SELECTED EXTRACT below:

If I could just be entirely irrelevant for a lengthy moment, I think we should watch out that this sort of (perfectly fair) criticism of the very silly New Labour centralizing regime of targets and Health and Safety (“an approach to government [which] reached its zenith under Lenin’s Gosplan” - Simon Jenkins, Thatcher & Sons
, p. 279) doesn't slide into a bloated, reactionary “Down with the Welfare State!"/“Flog the scrounging poor!” attitude (not that I’m saying Stevie dearest was sliding in this particular direction, or indeed in any particular direction).
If you’d kindly refrain from tracking me down and punching me hard in the face for starting to talk like Zizek, I think the Health-and-Safety-culture stuff is, in a way, typical of a growing trend in modern life, a good example of which is consumption-without-consumption: decaffeinated coffee, alcohol-free beer, fat-free snacks - having things without really having them, if you follow my meaning, which you probably don’t.
Join a teenage sub-culture, like the Goths, etc., and you can be different while still belonging to your own little tribe: nonconformity-without-nonconformity. Getting slightly more political, we have modern popular culture: merchandise-flogging satirists, painstakingly coiffured rock-musicians and inane pseudo-subversives like Wanksy - a sort of rebellion-without-rebellion. Then there’s explicit political debate, which picks at little, superficial things (Is this minister going to get moved about in a reshuffle? Is that MP shagging his neighbour’s dog?), while rarely questioning fundamental principles or indeed anything particularly important: politics-without-politics. How about Sarah Palin over in America? A powerful woman-without-feminism.
And so (finally) isn’t the Health-and-Safety-culture of New Labour a sort of Health and Safety-without-health and safety? The government piles in on a load of trivial things - seat-belts, cigarettes, mobile phones in cars, as Stevie was saying - and looks like it’s naively obsessed with our safety, and yet in many really rather major ways actively undermines ‘health and safety’. Attacking welfare for the poor, for one thing (at the moment, topically enough, refusing to go near the energy companies’ great big profits to help people with their fuel bills), and instead giving away the hard-earned tax-payers’ cash in enormous subsidies to business (see PFIs passim, for starters). Never mind (not to sound too much like Harold Pinter on a bad day) sending the country’s young men and women off to die in the Middle East for no discernibly good reason (Who can forget all those scandals about faulty/missing equipment? Where was ‘Health and Safety’ then?), and thus clearly worsening the whole terrorism thing we started off with.
Anyway, that's enough of that. Nanny State not the same as Welfare State; turn on, tune in, drop out; smash the system: you get the idea. And if you don't agree with me, it's your fault for not reading Hegel properly.

End of SELECTED EXTRACT.
DATA EXTRACT below:

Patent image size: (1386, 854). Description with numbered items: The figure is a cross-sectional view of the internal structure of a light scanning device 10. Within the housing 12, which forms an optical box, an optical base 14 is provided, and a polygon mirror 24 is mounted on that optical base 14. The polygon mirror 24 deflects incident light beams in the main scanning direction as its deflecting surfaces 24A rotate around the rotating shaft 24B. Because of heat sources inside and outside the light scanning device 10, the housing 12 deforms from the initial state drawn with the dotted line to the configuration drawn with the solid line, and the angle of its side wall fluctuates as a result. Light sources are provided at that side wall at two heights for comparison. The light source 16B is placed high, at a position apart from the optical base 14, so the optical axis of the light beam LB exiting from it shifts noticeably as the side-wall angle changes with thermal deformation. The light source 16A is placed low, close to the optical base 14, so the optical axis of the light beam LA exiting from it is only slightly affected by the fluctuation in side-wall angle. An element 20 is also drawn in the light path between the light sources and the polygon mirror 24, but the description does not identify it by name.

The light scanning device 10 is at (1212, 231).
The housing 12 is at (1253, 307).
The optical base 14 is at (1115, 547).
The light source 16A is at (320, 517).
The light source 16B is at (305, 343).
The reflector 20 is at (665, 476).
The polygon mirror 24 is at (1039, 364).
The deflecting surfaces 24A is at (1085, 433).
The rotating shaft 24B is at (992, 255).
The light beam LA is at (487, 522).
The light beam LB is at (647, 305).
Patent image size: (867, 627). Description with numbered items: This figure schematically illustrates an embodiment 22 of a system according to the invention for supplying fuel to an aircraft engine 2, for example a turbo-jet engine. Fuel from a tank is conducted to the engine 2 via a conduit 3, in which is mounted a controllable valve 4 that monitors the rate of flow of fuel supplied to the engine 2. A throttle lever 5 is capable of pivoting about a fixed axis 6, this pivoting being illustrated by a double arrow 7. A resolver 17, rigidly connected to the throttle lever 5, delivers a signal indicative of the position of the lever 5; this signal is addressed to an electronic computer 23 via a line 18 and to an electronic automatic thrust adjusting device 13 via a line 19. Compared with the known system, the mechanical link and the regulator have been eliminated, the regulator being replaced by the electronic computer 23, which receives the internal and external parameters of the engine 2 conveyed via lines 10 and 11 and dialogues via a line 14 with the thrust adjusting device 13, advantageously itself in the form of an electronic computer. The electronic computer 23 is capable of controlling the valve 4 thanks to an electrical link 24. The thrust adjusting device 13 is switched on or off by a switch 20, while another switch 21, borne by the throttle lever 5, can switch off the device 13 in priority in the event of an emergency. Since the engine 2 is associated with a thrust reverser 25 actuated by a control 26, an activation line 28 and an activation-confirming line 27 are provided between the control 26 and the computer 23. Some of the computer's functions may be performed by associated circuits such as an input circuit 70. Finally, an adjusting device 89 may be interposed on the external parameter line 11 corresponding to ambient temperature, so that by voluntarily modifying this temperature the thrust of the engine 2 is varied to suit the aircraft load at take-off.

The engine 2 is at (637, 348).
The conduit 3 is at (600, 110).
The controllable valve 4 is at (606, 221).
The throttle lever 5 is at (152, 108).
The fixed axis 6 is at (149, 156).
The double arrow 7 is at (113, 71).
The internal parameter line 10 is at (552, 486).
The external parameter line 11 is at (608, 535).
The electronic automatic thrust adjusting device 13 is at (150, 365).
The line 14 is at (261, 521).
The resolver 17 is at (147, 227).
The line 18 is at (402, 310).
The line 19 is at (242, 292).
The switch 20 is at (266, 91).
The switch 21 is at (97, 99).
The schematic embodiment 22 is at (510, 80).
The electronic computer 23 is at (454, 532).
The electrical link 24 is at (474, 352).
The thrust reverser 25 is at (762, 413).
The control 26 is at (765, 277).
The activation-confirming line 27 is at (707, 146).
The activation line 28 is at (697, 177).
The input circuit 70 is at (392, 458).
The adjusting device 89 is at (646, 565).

End of DATA EXTRACT.

## PROBLEMS TO WORK ON
- a) In the comment on New Labour's Health-and-Safety culture, which three products are given as examples of consumption-without-consumption?
- b) Reproduce word for word the portion of the comment on Health-and-Safety culture that begins at the words "Anyway, that's enough" and stops after "reading Hegel properly.".

## LIST OF ANSWERS
- a) Decaffeinated coffee, alcohol-free beer and fat-free snacks.

- b)
Anyway, that's enough of that. Nanny State not the same as Welfare State; turn on, tune in, drop out; smash the system: you get the idea. And if you don't agree with me, it's your fault for not reading Hegel properly.